> Exercise: Every line with the string "Media" should be gathered.

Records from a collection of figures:
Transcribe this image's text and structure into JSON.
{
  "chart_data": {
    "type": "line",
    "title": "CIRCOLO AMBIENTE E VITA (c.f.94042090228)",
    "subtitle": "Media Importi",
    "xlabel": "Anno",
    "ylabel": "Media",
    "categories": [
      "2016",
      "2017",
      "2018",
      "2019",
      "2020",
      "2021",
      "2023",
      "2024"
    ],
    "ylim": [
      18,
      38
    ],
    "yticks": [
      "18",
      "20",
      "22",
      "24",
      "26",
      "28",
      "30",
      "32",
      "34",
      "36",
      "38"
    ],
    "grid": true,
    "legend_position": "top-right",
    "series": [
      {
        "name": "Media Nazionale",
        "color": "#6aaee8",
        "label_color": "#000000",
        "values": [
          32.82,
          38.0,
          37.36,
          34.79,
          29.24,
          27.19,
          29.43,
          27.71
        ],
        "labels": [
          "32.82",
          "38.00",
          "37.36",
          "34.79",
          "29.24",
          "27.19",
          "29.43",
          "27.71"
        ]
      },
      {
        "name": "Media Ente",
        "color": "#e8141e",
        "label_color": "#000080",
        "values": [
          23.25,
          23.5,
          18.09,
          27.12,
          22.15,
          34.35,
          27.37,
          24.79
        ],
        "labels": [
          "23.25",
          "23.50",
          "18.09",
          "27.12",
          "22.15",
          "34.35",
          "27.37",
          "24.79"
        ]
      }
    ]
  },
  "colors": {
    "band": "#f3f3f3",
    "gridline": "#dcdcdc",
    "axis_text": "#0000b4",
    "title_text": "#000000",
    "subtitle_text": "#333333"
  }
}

> Worked solution:
    "subtitle": "Media Importi",
    "ylabel": "Media",
        "name": "Media Nazionale",
        "name": "Media Ente",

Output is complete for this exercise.